WHAT YOU HAVE TO DO:
For the data that follows, return each line unchanged and drop the pictures.

INPUT FOR THIS TASK:
BEGIN

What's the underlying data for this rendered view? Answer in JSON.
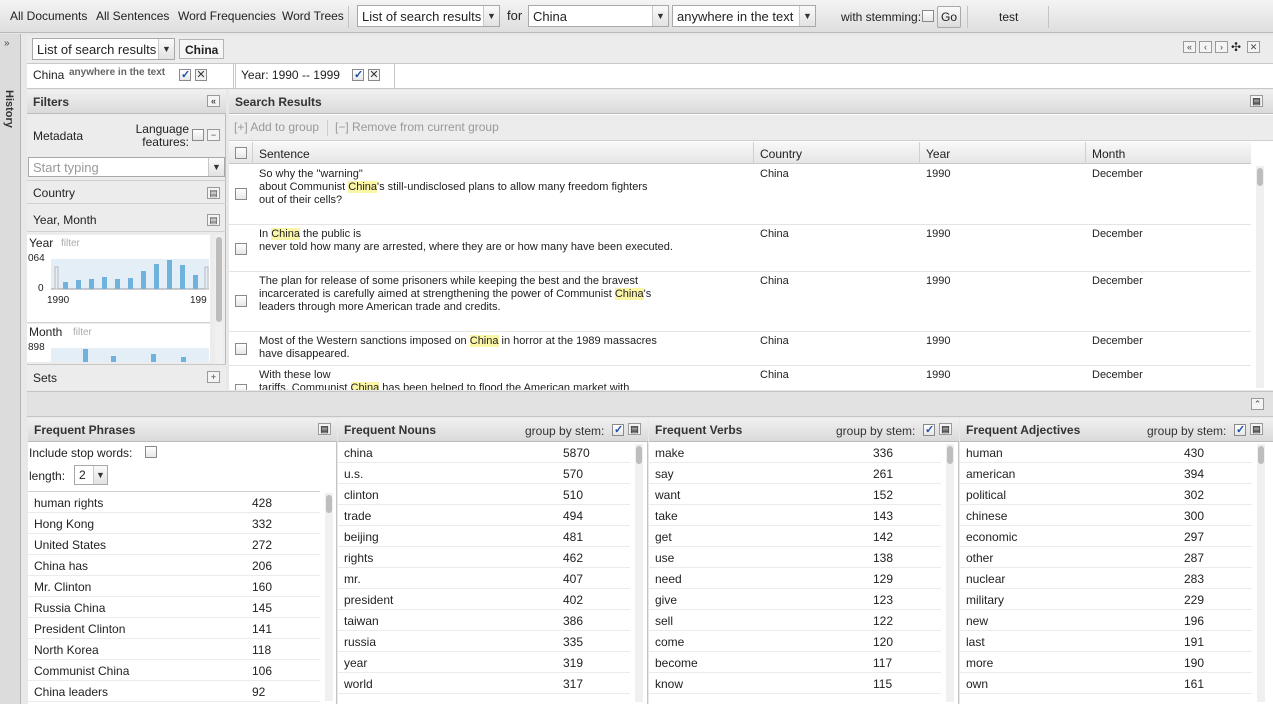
{
  "toolbar": {
    "tabs": [
      "All Documents",
      "All Sentences",
      "Word Frequencies",
      "Word Trees"
    ],
    "view_select": "List of search results",
    "for_label": "for",
    "query": "China",
    "scope_select": "anywhere in the text",
    "stemming_label": "with stemming:",
    "go_label": "Go",
    "test_label": "test"
  },
  "history": {
    "label": "History"
  },
  "query_bar": {
    "view_select": "List of search results",
    "query_chip": "China",
    "window_controls": [
      "«",
      "‹",
      "›",
      "✣",
      "✕"
    ]
  },
  "constraints": [
    {
      "term": "China",
      "scope": "anywhere in the text"
    },
    {
      "term": "Year: 1990 -- 1999"
    }
  ],
  "filters": {
    "title": "Filters",
    "metadata_label": "Metadata",
    "language_features_label": "Language features:",
    "search_placeholder": "Start typing",
    "country_label": "Country",
    "year_month_label": "Year, Month",
    "year_chart": {
      "label": "Year",
      "filter": "filter",
      "ymax": "064",
      "ymin": "0",
      "xmin": "1990",
      "xmax": "199"
    },
    "month_chart": {
      "label": "Month",
      "filter": "filter",
      "ymax": "898"
    },
    "sets_label": "Sets"
  },
  "search_results": {
    "title": "Search Results",
    "add_to_group": "Add to group",
    "remove_from_group": "Remove from current group",
    "columns": [
      "Sentence",
      "Country",
      "Year",
      "Month"
    ],
    "rows": [
      {
        "s1": "So why the \"warning\"",
        "s2a": "about Communist ",
        "s2h": "China",
        "s2b": "'s still-undisclosed plans to allow many freedom fighters",
        "s3": "out of their cells?",
        "country": "China",
        "year": "1990",
        "month": "December"
      },
      {
        "s1a": "In ",
        "s1h": "China",
        "s1b": " the public is",
        "s2": "never told how many are arrested, where they are or how many have been executed.",
        "country": "China",
        "year": "1990",
        "month": "December"
      },
      {
        "s1": "The plan for release of some prisoners while keeping the best and the bravest",
        "s2a": "incarcerated is carefully aimed at strengthening the power of Communist ",
        "s2h": "China",
        "s2b": "'s",
        "s3": "leaders through more American trade and credits.",
        "country": "China",
        "year": "1990",
        "month": "December"
      },
      {
        "s1a": "Most of the Western sanctions imposed on ",
        "s1h": "China",
        "s1b": " in horror at the 1989 massacres",
        "s2": "have disappeared.",
        "country": "China",
        "year": "1990",
        "month": "December"
      },
      {
        "s1": "With these low",
        "s2a": "tariffs, Communist ",
        "s2h": "China",
        "s2b": " has been helped to flood the American market with",
        "country": "China",
        "year": "1990",
        "month": "December"
      }
    ]
  },
  "frequent_phrases": {
    "title": "Frequent Phrases",
    "include_stop_words": "Include stop words:",
    "length_label": "length:",
    "length_value": "2",
    "items": [
      [
        "human rights",
        "428"
      ],
      [
        "Hong Kong",
        "332"
      ],
      [
        "United States",
        "272"
      ],
      [
        "China has",
        "206"
      ],
      [
        "Mr. Clinton",
        "160"
      ],
      [
        "Russia China",
        "145"
      ],
      [
        "President Clinton",
        "141"
      ],
      [
        "North Korea",
        "118"
      ],
      [
        "Communist China",
        "106"
      ],
      [
        "China leaders",
        "92"
      ]
    ]
  },
  "frequent_nouns": {
    "title": "Frequent Nouns",
    "group_by_stem": "group by stem:",
    "items": [
      [
        "china",
        "5870"
      ],
      [
        "u.s.",
        "570"
      ],
      [
        "clinton",
        "510"
      ],
      [
        "trade",
        "494"
      ],
      [
        "beijing",
        "481"
      ],
      [
        "rights",
        "462"
      ],
      [
        "mr.",
        "407"
      ],
      [
        "president",
        "402"
      ],
      [
        "taiwan",
        "386"
      ],
      [
        "russia",
        "335"
      ],
      [
        "year",
        "319"
      ],
      [
        "world",
        "317"
      ]
    ]
  },
  "frequent_verbs": {
    "title": "Frequent Verbs",
    "group_by_stem": "group by stem:",
    "items": [
      [
        "make",
        "336"
      ],
      [
        "say",
        "261"
      ],
      [
        "want",
        "152"
      ],
      [
        "take",
        "143"
      ],
      [
        "get",
        "142"
      ],
      [
        "use",
        "138"
      ],
      [
        "need",
        "129"
      ],
      [
        "give",
        "123"
      ],
      [
        "sell",
        "122"
      ],
      [
        "come",
        "120"
      ],
      [
        "become",
        "117"
      ],
      [
        "know",
        "115"
      ]
    ]
  },
  "frequent_adjectives": {
    "title": "Frequent Adjectives",
    "group_by_stem": "group by stem:",
    "items": [
      [
        "human",
        "430"
      ],
      [
        "american",
        "394"
      ],
      [
        "political",
        "302"
      ],
      [
        "chinese",
        "300"
      ],
      [
        "economic",
        "297"
      ],
      [
        "other",
        "287"
      ],
      [
        "nuclear",
        "283"
      ],
      [
        "military",
        "229"
      ],
      [
        "new",
        "196"
      ],
      [
        "last",
        "191"
      ],
      [
        "more",
        "190"
      ],
      [
        "own",
        "161"
      ]
    ]
  }
}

END

OUTPUT OF THE TASK:
What's the underlying data for this rendered view? Answer in JSON.
{
  "toolbar": {
    "tabs": [
      "All Documents",
      "All Sentences",
      "Word Frequencies",
      "Word Trees"
    ],
    "view_select": "List of search results",
    "for_label": "for",
    "query": "China",
    "scope_select": "anywhere in the text",
    "stemming_label": "with stemming:",
    "go_label": "Go",
    "test_label": "test"
  },
  "history": {
    "label": "History"
  },
  "query_bar": {
    "view_select": "List of search results",
    "query_chip": "China",
    "window_controls": [
      "«",
      "‹",
      "›",
      "✣",
      "✕"
    ]
  },
  "constraints": [
    {
      "term": "China",
      "scope": "anywhere in the text"
    },
    {
      "term": "Year: 1990 -- 1999"
    }
  ],
  "filters": {
    "title": "Filters",
    "metadata_label": "Metadata",
    "language_features_label": "Language features:",
    "search_placeholder": "Start typing",
    "country_label": "Country",
    "year_month_label": "Year, Month",
    "year_chart": {
      "label": "Year",
      "filter": "filter",
      "ymax": "064",
      "ymin": "0",
      "xmin": "1990",
      "xmax": "199"
    },
    "month_chart": {
      "label": "Month",
      "filter": "filter",
      "ymax": "898"
    },
    "sets_label": "Sets"
  },
  "search_results": {
    "title": "Search Results",
    "add_to_group": "Add to group",
    "remove_from_group": "Remove from current group",
    "columns": [
      "Sentence",
      "Country",
      "Year",
      "Month"
    ],
    "rows": [
      {
        "s1": "So why the \"warning\"",
        "s2a": "about Communist ",
        "s2h": "China",
        "s2b": "'s still-undisclosed plans to allow many freedom fighters",
        "s3": "out of their cells?",
        "country": "China",
        "year": "1990",
        "month": "December"
      },
      {
        "s1a": "In ",
        "s1h": "China",
        "s1b": " the public is",
        "s2": "never told how many are arrested, where they are or how many have been executed.",
        "country": "China",
        "year": "1990",
        "month": "December"
      },
      {
        "s1": "The plan for release of some prisoners while keeping the best and the bravest",
        "s2a": "incarcerated is carefully aimed at strengthening the power of Communist ",
        "s2h": "China",
        "s2b": "'s",
        "s3": "leaders through more American trade and credits.",
        "country": "China",
        "year": "1990",
        "month": "December"
      },
      {
        "s1a": "Most of the Western sanctions imposed on ",
        "s1h": "China",
        "s1b": " in horror at the 1989 massacres",
        "s2": "have disappeared.",
        "country": "China",
        "year": "1990",
        "month": "December"
      },
      {
        "s1": "With these low",
        "s2a": "tariffs, Communist ",
        "s2h": "China",
        "s2b": " has been helped to flood the American market with",
        "country": "China",
        "year": "1990",
        "month": "December"
      }
    ]
  },
  "frequent_phrases": {
    "title": "Frequent Phrases",
    "include_stop_words": "Include stop words:",
    "length_label": "length:",
    "length_value": "2",
    "items": [
      [
        "human rights",
        "428"
      ],
      [
        "Hong Kong",
        "332"
      ],
      [
        "United States",
        "272"
      ],
      [
        "China has",
        "206"
      ],
      [
        "Mr. Clinton",
        "160"
      ],
      [
        "Russia China",
        "145"
      ],
      [
        "President Clinton",
        "141"
      ],
      [
        "North Korea",
        "118"
      ],
      [
        "Communist China",
        "106"
      ],
      [
        "China leaders",
        "92"
      ]
    ]
  },
  "frequent_nouns": {
    "title": "Frequent Nouns",
    "group_by_stem": "group by stem:",
    "items": [
      [
        "china",
        "5870"
      ],
      [
        "u.s.",
        "570"
      ],
      [
        "clinton",
        "510"
      ],
      [
        "trade",
        "494"
      ],
      [
        "beijing",
        "481"
      ],
      [
        "rights",
        "462"
      ],
      [
        "mr.",
        "407"
      ],
      [
        "president",
        "402"
      ],
      [
        "taiwan",
        "386"
      ],
      [
        "russia",
        "335"
      ],
      [
        "year",
        "319"
      ],
      [
        "world",
        "317"
      ]
    ]
  },
  "frequent_verbs": {
    "title": "Frequent Verbs",
    "group_by_stem": "group by stem:",
    "items": [
      [
        "make",
        "336"
      ],
      [
        "say",
        "261"
      ],
      [
        "want",
        "152"
      ],
      [
        "take",
        "143"
      ],
      [
        "get",
        "142"
      ],
      [
        "use",
        "138"
      ],
      [
        "need",
        "129"
      ],
      [
        "give",
        "123"
      ],
      [
        "sell",
        "122"
      ],
      [
        "come",
        "120"
      ],
      [
        "become",
        "117"
      ],
      [
        "know",
        "115"
      ]
    ]
  },
  "frequent_adjectives": {
    "title": "Frequent Adjectives",
    "group_by_stem": "group by stem:",
    "items": [
      [
        "human",
        "430"
      ],
      [
        "american",
        "394"
      ],
      [
        "political",
        "302"
      ],
      [
        "chinese",
        "300"
      ],
      [
        "economic",
        "297"
      ],
      [
        "other",
        "287"
      ],
      [
        "nuclear",
        "283"
      ],
      [
        "military",
        "229"
      ],
      [
        "new",
        "196"
      ],
      [
        "last",
        "191"
      ],
      [
        "more",
        "190"
      ],
      [
        "own",
        "161"
      ]
    ]
  }
}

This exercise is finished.